TASK DESCRIPTION:
Repeat verbatim each line from the line with "Transcribe the text in this document." to the end of the entries. Pictures do not belong in the copy.

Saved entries
[BEGIN]

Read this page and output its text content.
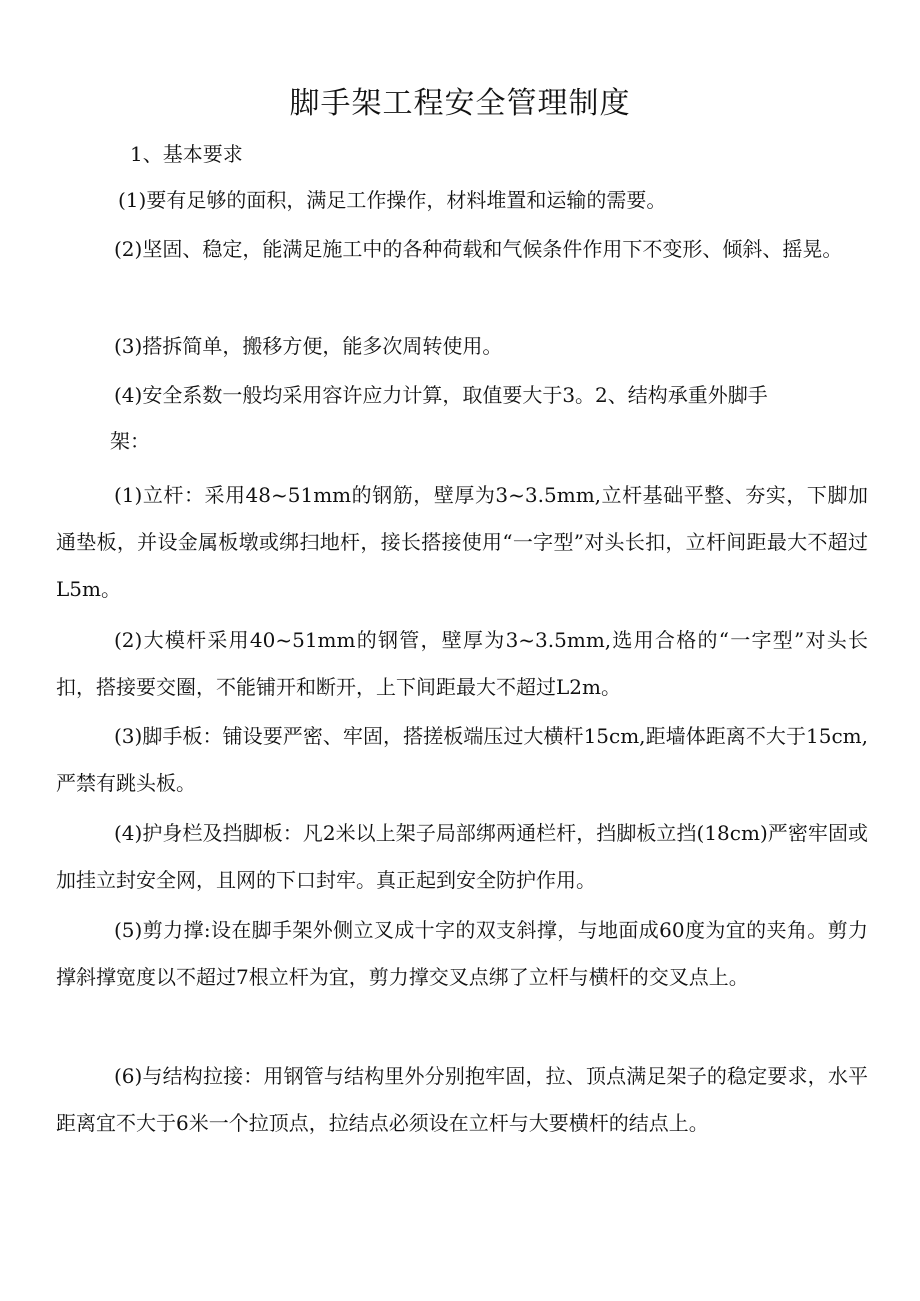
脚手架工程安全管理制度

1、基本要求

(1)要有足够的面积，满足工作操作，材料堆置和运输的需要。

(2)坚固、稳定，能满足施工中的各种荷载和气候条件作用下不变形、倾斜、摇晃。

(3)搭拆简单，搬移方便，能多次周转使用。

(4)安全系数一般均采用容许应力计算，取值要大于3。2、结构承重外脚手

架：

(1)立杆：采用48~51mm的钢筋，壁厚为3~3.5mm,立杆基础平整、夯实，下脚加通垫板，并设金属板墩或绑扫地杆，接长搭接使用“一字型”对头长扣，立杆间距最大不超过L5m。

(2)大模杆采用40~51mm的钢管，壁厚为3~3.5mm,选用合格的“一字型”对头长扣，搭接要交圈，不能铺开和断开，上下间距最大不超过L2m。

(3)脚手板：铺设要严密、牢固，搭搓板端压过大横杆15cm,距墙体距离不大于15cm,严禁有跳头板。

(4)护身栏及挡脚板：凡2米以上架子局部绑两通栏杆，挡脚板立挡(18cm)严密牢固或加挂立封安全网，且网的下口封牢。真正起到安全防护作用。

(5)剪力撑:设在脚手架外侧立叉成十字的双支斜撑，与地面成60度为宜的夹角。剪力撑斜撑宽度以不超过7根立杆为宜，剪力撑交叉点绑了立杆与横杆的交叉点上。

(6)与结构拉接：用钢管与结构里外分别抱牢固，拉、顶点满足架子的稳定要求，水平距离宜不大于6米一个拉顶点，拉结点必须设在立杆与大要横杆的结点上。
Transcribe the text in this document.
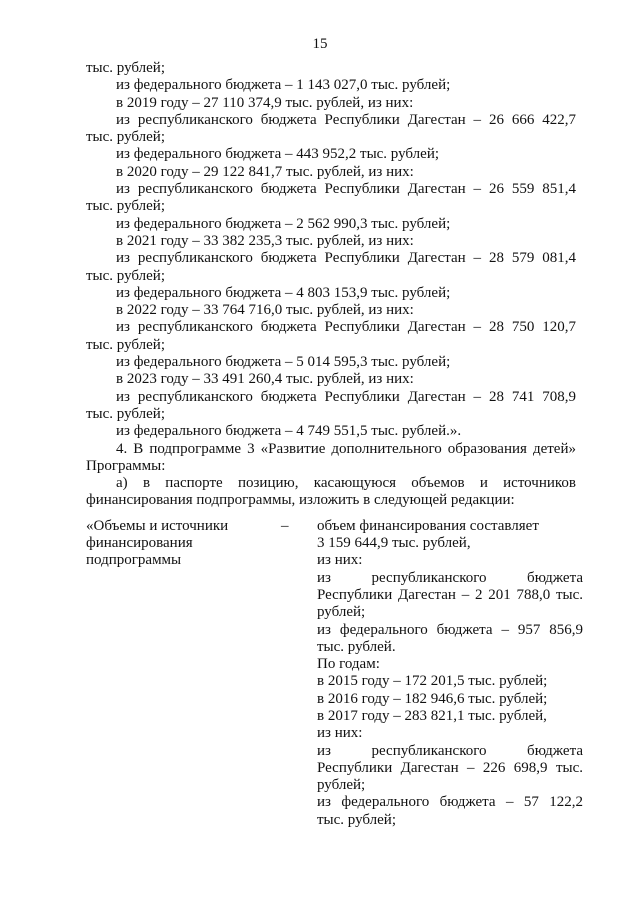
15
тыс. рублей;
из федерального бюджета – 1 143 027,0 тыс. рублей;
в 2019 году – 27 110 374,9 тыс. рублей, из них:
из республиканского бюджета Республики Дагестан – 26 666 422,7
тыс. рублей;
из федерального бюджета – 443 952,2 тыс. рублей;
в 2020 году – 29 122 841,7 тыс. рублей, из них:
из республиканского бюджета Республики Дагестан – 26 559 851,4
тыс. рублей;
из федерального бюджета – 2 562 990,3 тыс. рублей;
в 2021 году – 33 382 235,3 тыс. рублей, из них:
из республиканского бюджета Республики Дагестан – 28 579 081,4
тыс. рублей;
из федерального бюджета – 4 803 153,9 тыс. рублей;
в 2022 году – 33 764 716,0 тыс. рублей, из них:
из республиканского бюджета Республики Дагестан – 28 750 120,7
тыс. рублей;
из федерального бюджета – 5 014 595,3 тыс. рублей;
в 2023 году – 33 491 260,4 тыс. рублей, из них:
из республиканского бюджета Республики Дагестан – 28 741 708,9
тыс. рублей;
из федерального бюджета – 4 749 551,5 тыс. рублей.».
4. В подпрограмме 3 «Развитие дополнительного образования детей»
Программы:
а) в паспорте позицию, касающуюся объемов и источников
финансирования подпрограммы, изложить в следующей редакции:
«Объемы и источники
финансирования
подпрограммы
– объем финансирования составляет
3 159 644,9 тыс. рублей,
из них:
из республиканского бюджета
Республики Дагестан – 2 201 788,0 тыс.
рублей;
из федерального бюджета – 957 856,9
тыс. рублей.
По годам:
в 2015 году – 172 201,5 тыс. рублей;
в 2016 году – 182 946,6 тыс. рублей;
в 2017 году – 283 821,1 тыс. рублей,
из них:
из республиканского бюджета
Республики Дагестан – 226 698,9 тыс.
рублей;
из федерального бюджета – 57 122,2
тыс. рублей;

[END]

FULL SOLUTION:
Transcribe the text in this document.
15
тыс. рублей;
из федерального бюджета – 1 143 027,0 тыс. рублей;
в 2019 году – 27 110 374,9 тыс. рублей, из них:
из республиканского бюджета Республики Дагестан – 26 666 422,7
тыс. рублей;
из федерального бюджета – 443 952,2 тыс. рублей;
в 2020 году – 29 122 841,7 тыс. рублей, из них:
из республиканского бюджета Республики Дагестан – 26 559 851,4
тыс. рублей;
из федерального бюджета – 2 562 990,3 тыс. рублей;
в 2021 году – 33 382 235,3 тыс. рублей, из них:
из республиканского бюджета Республики Дагестан – 28 579 081,4
тыс. рублей;
из федерального бюджета – 4 803 153,9 тыс. рублей;
в 2022 году – 33 764 716,0 тыс. рублей, из них:
из республиканского бюджета Республики Дагестан – 28 750 120,7
тыс. рублей;
из федерального бюджета – 5 014 595,3 тыс. рублей;
в 2023 году – 33 491 260,4 тыс. рублей, из них:
из республиканского бюджета Республики Дагестан – 28 741 708,9
тыс. рублей;
из федерального бюджета – 4 749 551,5 тыс. рублей.».
4. В подпрограмме 3 «Развитие дополнительного образования детей»
Программы:
а) в паспорте позицию, касающуюся объемов и источников
финансирования подпрограммы, изложить в следующей редакции:
«Объемы и источники
финансирования
подпрограммы
– объем финансирования составляет
3 159 644,9 тыс. рублей,
из них:
из республиканского бюджета
Республики Дагестан – 2 201 788,0 тыс.
рублей;
из федерального бюджета – 957 856,9
тыс. рублей.
По годам:
в 2015 году – 172 201,5 тыс. рублей;
в 2016 году – 182 946,6 тыс. рублей;
в 2017 году – 283 821,1 тыс. рублей,
из них:
из республиканского бюджета
Республики Дагестан – 226 698,9 тыс.
рублей;
из федерального бюджета – 57 122,2
тыс. рублей;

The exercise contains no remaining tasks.